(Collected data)
__________
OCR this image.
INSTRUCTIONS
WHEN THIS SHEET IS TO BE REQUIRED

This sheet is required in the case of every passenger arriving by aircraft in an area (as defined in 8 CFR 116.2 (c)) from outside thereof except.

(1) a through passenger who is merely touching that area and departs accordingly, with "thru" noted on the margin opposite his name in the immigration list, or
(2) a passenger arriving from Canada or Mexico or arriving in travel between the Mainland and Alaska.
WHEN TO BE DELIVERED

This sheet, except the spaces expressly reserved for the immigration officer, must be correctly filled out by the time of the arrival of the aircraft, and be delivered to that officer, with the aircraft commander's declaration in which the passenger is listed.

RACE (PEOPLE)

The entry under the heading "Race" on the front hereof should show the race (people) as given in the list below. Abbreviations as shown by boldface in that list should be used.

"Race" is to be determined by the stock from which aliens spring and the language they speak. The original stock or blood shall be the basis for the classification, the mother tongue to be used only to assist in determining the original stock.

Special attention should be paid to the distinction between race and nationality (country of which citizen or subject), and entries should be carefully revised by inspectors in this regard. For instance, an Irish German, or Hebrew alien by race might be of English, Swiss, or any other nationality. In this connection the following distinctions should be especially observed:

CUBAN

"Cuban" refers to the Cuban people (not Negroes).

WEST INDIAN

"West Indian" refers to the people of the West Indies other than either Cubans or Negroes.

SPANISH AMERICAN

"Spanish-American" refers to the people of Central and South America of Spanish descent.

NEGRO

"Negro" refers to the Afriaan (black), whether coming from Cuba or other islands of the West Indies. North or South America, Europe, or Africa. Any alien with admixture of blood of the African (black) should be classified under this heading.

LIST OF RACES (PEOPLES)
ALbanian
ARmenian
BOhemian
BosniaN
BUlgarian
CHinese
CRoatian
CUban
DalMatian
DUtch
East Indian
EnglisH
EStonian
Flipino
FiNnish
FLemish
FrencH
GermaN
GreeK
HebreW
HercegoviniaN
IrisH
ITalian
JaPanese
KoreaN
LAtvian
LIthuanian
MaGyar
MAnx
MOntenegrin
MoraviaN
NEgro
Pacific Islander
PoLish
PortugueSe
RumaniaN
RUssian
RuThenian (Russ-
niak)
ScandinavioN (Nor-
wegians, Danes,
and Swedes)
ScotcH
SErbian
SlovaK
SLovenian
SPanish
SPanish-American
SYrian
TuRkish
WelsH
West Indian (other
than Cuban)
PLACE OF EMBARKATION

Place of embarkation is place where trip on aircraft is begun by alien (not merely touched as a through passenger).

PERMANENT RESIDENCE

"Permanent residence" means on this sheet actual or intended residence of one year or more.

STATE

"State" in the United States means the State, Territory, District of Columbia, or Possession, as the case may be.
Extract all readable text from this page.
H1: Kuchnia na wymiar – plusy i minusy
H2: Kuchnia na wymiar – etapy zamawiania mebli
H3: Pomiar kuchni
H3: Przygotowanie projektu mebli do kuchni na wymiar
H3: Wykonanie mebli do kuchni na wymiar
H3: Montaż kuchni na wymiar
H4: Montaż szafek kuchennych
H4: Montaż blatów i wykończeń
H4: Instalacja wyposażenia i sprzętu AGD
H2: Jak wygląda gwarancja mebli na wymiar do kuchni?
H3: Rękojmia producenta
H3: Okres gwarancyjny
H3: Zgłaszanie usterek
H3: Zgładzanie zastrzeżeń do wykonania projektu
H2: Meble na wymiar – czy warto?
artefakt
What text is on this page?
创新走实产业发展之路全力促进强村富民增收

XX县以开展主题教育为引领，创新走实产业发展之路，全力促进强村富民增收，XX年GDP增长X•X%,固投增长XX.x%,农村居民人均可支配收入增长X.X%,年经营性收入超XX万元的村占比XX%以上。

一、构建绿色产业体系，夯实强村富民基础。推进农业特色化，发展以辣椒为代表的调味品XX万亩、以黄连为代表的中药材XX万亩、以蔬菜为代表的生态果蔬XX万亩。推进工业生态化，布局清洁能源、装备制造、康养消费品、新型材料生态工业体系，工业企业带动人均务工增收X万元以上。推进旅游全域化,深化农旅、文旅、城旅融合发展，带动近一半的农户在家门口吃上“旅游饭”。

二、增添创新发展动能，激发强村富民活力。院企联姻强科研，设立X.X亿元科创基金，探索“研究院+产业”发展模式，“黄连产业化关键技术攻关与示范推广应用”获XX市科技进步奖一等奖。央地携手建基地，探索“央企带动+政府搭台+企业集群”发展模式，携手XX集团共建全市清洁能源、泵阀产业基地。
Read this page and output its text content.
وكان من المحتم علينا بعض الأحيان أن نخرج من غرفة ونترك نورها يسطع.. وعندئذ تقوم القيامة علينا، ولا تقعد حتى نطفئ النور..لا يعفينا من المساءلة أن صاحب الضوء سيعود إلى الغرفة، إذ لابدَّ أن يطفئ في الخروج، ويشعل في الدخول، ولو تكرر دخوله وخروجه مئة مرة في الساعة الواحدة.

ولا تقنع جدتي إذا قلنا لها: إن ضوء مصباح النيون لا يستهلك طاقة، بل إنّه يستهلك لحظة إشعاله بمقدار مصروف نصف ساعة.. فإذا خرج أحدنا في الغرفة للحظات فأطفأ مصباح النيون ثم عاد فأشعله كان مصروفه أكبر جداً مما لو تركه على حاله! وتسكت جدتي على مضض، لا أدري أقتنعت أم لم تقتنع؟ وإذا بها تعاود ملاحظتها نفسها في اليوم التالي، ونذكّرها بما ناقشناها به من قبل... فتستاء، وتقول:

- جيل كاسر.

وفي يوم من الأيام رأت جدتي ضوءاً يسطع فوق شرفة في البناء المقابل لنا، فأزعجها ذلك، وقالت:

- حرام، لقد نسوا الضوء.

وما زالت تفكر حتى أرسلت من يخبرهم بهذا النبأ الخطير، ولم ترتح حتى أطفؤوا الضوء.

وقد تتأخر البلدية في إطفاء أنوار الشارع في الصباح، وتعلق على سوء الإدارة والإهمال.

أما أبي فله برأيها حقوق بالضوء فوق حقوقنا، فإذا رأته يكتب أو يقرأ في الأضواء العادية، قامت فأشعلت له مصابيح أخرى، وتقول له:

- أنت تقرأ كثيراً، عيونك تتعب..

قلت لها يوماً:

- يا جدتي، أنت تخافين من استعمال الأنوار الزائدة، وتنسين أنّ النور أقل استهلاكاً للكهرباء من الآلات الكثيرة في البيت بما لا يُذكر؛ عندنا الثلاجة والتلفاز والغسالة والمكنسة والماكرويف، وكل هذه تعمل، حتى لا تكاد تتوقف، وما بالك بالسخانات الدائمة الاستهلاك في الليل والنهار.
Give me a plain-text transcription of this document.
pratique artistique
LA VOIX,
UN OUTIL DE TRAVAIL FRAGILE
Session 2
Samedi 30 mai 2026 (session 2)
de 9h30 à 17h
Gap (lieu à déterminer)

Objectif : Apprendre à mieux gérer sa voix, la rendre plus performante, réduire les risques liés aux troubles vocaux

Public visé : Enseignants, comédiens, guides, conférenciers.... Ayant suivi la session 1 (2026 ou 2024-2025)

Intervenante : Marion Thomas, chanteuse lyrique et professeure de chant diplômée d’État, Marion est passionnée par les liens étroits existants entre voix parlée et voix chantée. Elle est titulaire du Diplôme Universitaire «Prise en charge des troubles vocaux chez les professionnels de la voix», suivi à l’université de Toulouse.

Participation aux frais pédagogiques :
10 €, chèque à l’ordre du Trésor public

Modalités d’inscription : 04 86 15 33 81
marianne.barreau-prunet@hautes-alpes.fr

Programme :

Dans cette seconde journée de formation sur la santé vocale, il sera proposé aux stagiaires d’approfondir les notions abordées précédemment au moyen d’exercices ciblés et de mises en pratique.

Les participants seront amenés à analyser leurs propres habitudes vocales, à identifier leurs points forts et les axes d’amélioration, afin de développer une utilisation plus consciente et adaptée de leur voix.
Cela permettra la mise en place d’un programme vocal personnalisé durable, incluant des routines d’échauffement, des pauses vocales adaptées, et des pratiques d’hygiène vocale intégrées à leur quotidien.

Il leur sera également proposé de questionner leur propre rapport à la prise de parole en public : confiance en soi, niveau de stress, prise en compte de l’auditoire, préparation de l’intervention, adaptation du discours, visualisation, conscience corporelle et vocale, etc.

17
__________
* STATED PROBLEM: Filter lines by "merely" and return each hit.

* FULL ANSWER:
(1) a through passenger who is merely touching that area and departs accordingly, with "thru" noted on the margin opposite his name in the immigration list, or
Place of embarkation is place where trip on aircraft is begun by alien (not merely touched as a through passenger).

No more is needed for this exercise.